## Directions:
Below is a listing. Gather each line of it that contains "SGRQ".

## Dataset extract:
┌────────

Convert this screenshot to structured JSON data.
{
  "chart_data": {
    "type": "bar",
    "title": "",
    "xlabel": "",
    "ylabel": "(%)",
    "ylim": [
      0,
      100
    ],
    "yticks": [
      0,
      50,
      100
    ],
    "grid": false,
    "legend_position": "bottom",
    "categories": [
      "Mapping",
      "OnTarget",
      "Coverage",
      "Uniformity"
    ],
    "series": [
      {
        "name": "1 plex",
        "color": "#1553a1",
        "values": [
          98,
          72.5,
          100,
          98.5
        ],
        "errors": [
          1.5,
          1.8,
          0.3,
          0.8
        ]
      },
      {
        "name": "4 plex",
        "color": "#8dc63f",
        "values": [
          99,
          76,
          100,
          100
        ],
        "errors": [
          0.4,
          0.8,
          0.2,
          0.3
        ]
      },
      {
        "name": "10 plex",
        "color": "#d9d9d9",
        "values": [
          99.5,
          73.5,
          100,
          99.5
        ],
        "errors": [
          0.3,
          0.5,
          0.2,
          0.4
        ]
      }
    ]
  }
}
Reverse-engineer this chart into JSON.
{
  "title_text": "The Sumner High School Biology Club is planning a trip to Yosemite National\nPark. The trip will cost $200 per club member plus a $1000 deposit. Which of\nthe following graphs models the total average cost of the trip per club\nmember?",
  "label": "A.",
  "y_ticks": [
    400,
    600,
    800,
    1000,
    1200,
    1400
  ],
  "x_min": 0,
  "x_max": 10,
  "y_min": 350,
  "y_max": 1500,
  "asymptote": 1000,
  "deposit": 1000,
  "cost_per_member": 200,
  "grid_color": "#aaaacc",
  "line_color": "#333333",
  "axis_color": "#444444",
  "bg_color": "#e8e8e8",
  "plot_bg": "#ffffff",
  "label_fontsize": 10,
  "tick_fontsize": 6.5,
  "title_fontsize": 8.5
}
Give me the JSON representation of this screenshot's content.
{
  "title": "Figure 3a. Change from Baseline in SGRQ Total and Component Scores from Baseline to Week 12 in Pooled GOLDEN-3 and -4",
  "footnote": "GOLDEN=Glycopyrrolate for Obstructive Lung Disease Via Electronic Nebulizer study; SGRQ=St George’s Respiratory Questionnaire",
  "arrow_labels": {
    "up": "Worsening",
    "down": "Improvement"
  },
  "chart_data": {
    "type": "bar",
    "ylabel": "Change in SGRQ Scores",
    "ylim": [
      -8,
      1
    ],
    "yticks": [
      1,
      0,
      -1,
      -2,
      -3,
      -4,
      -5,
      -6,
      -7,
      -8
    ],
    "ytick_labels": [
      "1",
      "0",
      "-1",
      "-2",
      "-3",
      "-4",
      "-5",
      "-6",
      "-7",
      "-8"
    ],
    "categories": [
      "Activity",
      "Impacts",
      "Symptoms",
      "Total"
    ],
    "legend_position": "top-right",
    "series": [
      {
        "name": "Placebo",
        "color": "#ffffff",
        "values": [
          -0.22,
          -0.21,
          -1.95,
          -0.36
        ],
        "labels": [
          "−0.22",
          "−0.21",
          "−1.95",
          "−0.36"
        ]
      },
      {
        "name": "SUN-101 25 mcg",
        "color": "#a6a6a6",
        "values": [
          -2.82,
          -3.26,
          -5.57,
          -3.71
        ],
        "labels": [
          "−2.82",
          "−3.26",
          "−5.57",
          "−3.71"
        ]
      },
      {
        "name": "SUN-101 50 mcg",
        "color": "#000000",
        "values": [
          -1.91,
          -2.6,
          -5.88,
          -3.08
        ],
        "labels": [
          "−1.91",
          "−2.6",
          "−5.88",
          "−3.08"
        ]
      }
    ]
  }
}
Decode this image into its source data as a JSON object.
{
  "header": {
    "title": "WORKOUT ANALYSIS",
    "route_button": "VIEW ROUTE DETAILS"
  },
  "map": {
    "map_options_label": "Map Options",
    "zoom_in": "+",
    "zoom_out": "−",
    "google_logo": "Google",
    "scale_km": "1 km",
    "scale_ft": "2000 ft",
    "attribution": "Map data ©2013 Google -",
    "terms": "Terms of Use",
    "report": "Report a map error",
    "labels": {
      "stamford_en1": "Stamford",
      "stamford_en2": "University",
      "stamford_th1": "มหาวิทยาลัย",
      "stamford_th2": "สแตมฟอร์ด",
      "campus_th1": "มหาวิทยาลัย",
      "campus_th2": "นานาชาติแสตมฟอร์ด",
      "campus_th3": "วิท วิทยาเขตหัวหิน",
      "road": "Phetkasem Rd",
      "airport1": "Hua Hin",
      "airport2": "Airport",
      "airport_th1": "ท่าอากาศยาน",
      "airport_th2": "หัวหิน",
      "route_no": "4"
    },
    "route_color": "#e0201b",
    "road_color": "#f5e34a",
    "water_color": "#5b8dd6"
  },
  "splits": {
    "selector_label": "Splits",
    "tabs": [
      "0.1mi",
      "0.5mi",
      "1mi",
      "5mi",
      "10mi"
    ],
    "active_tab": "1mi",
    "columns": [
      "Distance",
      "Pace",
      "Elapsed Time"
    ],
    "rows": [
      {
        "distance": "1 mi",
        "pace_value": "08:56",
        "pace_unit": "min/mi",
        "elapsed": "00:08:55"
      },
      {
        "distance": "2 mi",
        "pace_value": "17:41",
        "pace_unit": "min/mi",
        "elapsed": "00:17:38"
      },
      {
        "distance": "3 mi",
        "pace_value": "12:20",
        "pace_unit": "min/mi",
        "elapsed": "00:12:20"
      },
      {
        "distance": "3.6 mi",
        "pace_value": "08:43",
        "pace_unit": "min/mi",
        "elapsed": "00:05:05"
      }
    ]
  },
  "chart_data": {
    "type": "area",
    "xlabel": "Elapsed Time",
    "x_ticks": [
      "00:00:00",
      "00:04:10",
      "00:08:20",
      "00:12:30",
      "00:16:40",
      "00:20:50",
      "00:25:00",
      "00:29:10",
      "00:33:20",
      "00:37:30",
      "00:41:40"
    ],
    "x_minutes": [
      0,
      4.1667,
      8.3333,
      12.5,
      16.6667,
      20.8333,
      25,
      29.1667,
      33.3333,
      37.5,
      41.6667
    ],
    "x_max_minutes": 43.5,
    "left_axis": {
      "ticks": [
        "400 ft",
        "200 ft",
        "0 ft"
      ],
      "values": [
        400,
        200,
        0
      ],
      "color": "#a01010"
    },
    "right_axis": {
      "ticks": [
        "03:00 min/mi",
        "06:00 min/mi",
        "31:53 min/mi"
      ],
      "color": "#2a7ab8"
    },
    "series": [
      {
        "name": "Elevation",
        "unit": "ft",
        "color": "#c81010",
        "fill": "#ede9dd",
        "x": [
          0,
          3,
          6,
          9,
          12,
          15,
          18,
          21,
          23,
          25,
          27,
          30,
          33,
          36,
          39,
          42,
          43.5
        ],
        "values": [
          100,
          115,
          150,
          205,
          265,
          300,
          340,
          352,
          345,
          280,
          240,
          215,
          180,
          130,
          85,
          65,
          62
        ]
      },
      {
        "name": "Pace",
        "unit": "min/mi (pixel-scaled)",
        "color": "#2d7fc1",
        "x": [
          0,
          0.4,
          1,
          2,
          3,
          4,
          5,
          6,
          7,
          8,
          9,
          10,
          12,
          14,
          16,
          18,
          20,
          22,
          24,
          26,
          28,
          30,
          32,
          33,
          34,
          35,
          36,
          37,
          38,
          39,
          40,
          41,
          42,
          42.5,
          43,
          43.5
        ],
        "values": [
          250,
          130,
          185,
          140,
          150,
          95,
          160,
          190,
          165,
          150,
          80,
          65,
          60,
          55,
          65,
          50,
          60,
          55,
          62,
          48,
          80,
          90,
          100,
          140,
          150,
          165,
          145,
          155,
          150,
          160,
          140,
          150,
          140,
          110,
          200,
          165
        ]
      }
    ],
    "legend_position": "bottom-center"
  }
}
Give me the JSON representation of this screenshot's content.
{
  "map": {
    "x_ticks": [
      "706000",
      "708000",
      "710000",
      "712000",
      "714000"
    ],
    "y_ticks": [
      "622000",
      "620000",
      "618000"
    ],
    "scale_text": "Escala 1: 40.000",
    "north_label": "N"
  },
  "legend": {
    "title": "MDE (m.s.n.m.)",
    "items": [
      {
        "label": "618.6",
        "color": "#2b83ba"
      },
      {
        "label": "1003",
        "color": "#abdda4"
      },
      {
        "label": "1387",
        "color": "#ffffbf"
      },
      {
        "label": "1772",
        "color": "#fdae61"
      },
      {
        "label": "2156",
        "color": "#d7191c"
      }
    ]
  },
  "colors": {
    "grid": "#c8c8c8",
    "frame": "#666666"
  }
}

└────────

## Expected answer:
  "title": "Figure 3a. Change from Baseline in SGRQ Total and Component Scores from Baseline to Week 12 in Pooled GOLDEN-3 and -4",
  "footnote": "GOLDEN=Glycopyrrolate for Obstructive Lung Disease Via Electronic Nebulizer study; SGRQ=St George’s Respiratory Questionnaire",
    "ylabel": "Change in SGRQ Scores",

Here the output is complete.